==== EXCERPTED DATA ====

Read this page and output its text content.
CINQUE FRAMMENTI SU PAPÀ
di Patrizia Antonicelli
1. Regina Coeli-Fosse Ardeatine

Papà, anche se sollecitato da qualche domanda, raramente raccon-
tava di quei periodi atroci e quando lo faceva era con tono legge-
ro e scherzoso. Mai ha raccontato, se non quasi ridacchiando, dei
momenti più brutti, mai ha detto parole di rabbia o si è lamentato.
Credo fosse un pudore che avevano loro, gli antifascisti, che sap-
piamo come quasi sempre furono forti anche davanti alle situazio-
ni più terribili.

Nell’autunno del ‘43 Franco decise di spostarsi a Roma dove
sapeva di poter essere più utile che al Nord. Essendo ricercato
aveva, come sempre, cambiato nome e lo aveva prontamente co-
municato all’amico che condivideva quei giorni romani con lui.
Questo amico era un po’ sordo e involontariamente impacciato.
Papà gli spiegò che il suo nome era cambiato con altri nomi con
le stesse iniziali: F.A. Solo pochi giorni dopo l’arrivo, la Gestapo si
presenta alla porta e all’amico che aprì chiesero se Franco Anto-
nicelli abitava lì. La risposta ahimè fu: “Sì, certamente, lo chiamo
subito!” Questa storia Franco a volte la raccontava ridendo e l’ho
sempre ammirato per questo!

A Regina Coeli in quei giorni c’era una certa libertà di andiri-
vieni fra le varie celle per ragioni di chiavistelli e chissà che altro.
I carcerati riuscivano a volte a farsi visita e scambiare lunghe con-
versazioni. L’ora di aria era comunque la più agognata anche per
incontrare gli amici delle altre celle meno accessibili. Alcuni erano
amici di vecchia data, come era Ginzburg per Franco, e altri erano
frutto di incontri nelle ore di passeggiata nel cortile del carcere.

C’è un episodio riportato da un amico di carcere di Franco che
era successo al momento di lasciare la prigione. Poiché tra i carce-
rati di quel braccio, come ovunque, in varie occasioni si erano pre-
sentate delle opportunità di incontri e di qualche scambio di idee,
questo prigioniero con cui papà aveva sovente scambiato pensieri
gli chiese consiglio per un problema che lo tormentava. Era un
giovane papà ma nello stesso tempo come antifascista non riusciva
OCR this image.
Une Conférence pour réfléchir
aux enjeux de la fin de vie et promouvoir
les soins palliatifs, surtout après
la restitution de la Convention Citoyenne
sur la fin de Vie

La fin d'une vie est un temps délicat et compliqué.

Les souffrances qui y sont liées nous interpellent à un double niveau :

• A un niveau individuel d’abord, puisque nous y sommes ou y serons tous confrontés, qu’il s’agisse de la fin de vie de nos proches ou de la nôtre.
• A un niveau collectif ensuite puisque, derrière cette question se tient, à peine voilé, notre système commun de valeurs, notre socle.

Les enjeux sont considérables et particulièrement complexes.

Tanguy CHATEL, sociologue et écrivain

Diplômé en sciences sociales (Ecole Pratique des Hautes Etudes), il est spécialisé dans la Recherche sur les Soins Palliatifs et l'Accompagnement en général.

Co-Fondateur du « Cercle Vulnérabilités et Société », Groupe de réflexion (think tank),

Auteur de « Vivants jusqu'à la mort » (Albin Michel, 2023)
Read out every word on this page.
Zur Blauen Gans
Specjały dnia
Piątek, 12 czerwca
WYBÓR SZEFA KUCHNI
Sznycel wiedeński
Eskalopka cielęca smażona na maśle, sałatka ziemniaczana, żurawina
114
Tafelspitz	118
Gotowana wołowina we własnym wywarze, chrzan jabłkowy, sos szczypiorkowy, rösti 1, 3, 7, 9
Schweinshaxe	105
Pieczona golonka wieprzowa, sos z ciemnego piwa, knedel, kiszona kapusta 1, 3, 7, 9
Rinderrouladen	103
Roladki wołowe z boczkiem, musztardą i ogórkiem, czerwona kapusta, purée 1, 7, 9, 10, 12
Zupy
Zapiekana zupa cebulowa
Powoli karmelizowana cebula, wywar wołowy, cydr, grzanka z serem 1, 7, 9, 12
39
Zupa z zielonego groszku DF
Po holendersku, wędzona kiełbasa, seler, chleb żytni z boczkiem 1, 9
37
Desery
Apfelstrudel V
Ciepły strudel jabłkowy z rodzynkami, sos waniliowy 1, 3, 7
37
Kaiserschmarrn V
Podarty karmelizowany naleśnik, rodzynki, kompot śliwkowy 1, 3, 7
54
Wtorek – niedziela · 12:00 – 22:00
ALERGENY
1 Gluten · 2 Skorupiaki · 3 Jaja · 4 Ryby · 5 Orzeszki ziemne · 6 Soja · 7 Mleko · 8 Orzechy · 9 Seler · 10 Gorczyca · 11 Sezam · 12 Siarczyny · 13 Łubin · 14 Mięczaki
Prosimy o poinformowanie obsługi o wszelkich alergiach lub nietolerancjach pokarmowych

====

--- DIRECTION ---
Select, from the listing, all lines that include the word "qualche".

--- SOLUTION ---
Papà, anche se sollecitato da qualche domanda, raramente raccon-
sentate delle opportunità di incontri e di qualche scambio di idee,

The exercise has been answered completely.